» **WHAT THE TASK REQUIRES**:
Without including the pictures, copy out every line below.

» **DATASET EXTRACT**:
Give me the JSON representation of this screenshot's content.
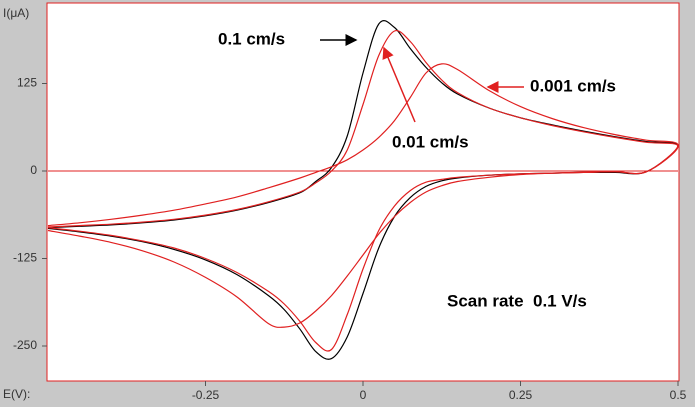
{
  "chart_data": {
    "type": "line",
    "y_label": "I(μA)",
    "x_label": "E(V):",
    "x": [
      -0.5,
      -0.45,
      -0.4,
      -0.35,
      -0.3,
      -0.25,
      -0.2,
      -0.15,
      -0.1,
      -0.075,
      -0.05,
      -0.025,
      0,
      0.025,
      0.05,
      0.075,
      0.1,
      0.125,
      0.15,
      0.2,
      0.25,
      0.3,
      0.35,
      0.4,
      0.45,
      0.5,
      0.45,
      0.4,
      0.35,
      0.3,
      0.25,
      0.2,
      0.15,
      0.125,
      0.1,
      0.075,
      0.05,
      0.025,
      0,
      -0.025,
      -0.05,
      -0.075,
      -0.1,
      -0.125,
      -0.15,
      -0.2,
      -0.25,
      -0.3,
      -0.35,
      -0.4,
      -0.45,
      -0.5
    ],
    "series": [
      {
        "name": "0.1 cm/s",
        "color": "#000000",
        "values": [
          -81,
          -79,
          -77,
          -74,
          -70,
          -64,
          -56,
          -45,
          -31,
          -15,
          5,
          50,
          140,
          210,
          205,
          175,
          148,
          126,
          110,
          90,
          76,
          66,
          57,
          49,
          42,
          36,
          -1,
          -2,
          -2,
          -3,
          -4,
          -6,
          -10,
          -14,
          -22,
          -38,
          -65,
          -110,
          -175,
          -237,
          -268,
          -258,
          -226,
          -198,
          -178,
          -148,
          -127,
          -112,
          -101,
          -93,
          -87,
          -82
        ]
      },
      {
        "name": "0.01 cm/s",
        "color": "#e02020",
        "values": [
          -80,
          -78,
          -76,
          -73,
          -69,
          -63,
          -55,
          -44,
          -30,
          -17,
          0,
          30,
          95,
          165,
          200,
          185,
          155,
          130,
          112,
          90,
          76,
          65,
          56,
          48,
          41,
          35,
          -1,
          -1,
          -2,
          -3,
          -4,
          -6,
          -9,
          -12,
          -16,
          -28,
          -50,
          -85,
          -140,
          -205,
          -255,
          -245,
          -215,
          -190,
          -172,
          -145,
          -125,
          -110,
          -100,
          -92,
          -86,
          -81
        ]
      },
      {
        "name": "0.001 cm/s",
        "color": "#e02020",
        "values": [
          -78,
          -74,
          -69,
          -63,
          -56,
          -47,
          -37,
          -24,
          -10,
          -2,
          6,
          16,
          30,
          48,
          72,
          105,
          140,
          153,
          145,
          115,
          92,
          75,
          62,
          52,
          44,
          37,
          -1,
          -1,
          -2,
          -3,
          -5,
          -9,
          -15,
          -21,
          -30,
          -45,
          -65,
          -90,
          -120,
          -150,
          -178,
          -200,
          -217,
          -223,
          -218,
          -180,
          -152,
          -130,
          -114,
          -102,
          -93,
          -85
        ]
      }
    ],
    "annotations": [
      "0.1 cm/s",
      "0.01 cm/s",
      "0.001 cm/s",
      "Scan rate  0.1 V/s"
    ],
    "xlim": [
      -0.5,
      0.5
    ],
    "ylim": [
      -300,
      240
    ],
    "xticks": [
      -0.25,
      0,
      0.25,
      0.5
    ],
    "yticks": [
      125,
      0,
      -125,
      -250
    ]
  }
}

» **RIGHT ANSWER**:
Give me the JSON representation of this screenshot's content.
{
  "chart_data": {
    "type": "line",
    "y_label": "I(μA)",
    "x_label": "E(V):",
    "x": [
      -0.5,
      -0.45,
      -0.4,
      -0.35,
      -0.3,
      -0.25,
      -0.2,
      -0.15,
      -0.1,
      -0.075,
      -0.05,
      -0.025,
      0,
      0.025,
      0.05,
      0.075,
      0.1,
      0.125,
      0.15,
      0.2,
      0.25,
      0.3,
      0.35,
      0.4,
      0.45,
      0.5,
      0.45,
      0.4,
      0.35,
      0.3,
      0.25,
      0.2,
      0.15,
      0.125,
      0.1,
      0.075,
      0.05,
      0.025,
      0,
      -0.025,
      -0.05,
      -0.075,
      -0.1,
      -0.125,
      -0.15,
      -0.2,
      -0.25,
      -0.3,
      -0.35,
      -0.4,
      -0.45,
      -0.5
    ],
    "series": [
      {
        "name": "0.1 cm/s",
        "color": "#000000",
        "values": [
          -81,
          -79,
          -77,
          -74,
          -70,
          -64,
          -56,
          -45,
          -31,
          -15,
          5,
          50,
          140,
          210,
          205,
          175,
          148,
          126,
          110,
          90,
          76,
          66,
          57,
          49,
          42,
          36,
          -1,
          -2,
          -2,
          -3,
          -4,
          -6,
          -10,
          -14,
          -22,
          -38,
          -65,
          -110,
          -175,
          -237,
          -268,
          -258,
          -226,
          -198,
          -178,
          -148,
          -127,
          -112,
          -101,
          -93,
          -87,
          -82
        ]
      },
      {
        "name": "0.01 cm/s",
        "color": "#e02020",
        "values": [
          -80,
          -78,
          -76,
          -73,
          -69,
          -63,
          -55,
          -44,
          -30,
          -17,
          0,
          30,
          95,
          165,
          200,
          185,
          155,
          130,
          112,
          90,
          76,
          65,
          56,
          48,
          41,
          35,
          -1,
          -1,
          -2,
          -3,
          -4,
          -6,
          -9,
          -12,
          -16,
          -28,
          -50,
          -85,
          -140,
          -205,
          -255,
          -245,
          -215,
          -190,
          -172,
          -145,
          -125,
          -110,
          -100,
          -92,
          -86,
          -81
        ]
      },
      {
        "name": "0.001 cm/s",
        "color": "#e02020",
        "values": [
          -78,
          -74,
          -69,
          -63,
          -56,
          -47,
          -37,
          -24,
          -10,
          -2,
          6,
          16,
          30,
          48,
          72,
          105,
          140,
          153,
          145,
          115,
          92,
          75,
          62,
          52,
          44,
          37,
          -1,
          -1,
          -2,
          -3,
          -5,
          -9,
          -15,
          -21,
          -30,
          -45,
          -65,
          -90,
          -120,
          -150,
          -178,
          -200,
          -217,
          -223,
          -218,
          -180,
          -152,
          -130,
          -114,
          -102,
          -93,
          -85
        ]
      }
    ],
    "annotations": [
      "0.1 cm/s",
      "0.01 cm/s",
      "0.001 cm/s",
      "Scan rate  0.1 V/s"
    ],
    "xlim": [
      -0.5,
      0.5
    ],
    "ylim": [
      -300,
      240
    ],
    "xticks": [
      -0.25,
      0,
      0.25,
      0.5
    ],
    "yticks": [
      125,
      0,
      -125,
      -250
    ]
  }
}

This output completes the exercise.